'''

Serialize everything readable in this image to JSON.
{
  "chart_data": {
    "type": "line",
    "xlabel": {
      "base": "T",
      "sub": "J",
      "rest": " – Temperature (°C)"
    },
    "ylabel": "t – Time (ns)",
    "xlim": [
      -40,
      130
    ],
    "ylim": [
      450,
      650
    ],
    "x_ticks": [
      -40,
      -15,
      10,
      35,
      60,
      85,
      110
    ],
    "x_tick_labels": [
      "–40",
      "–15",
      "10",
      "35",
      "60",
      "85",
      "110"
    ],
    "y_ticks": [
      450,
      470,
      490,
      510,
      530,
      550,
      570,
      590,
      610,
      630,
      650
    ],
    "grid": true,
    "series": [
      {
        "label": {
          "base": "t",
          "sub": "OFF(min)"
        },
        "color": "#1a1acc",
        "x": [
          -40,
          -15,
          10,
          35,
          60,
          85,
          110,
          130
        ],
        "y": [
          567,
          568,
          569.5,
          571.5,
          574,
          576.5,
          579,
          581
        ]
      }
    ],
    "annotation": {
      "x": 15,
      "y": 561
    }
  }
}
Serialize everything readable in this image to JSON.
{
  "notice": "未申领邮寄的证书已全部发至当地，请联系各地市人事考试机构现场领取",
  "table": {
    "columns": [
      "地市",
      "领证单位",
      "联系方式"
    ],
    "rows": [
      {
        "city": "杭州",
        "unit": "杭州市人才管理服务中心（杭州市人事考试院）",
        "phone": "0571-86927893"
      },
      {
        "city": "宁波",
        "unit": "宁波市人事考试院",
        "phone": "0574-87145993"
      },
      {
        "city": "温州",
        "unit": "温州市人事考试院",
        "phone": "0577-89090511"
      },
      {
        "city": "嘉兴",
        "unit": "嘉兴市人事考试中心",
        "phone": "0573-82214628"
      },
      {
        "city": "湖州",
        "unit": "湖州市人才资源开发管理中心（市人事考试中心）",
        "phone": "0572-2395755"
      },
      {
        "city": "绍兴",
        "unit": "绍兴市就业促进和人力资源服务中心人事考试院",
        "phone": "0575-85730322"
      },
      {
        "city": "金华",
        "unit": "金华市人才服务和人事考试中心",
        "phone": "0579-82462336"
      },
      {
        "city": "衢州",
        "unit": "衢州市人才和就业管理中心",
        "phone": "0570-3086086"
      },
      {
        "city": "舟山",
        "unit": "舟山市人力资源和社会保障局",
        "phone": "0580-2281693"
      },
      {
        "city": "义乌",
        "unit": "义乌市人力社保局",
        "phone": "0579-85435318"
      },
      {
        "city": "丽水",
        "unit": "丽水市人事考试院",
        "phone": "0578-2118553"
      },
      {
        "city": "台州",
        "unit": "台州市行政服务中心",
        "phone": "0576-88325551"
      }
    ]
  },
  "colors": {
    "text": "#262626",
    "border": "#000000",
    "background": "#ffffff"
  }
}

'''

# WHAT IS ASKED:
State how many lines above contain the string "unit", with no other words.

# OUTPUT FOR THIS TASK:
12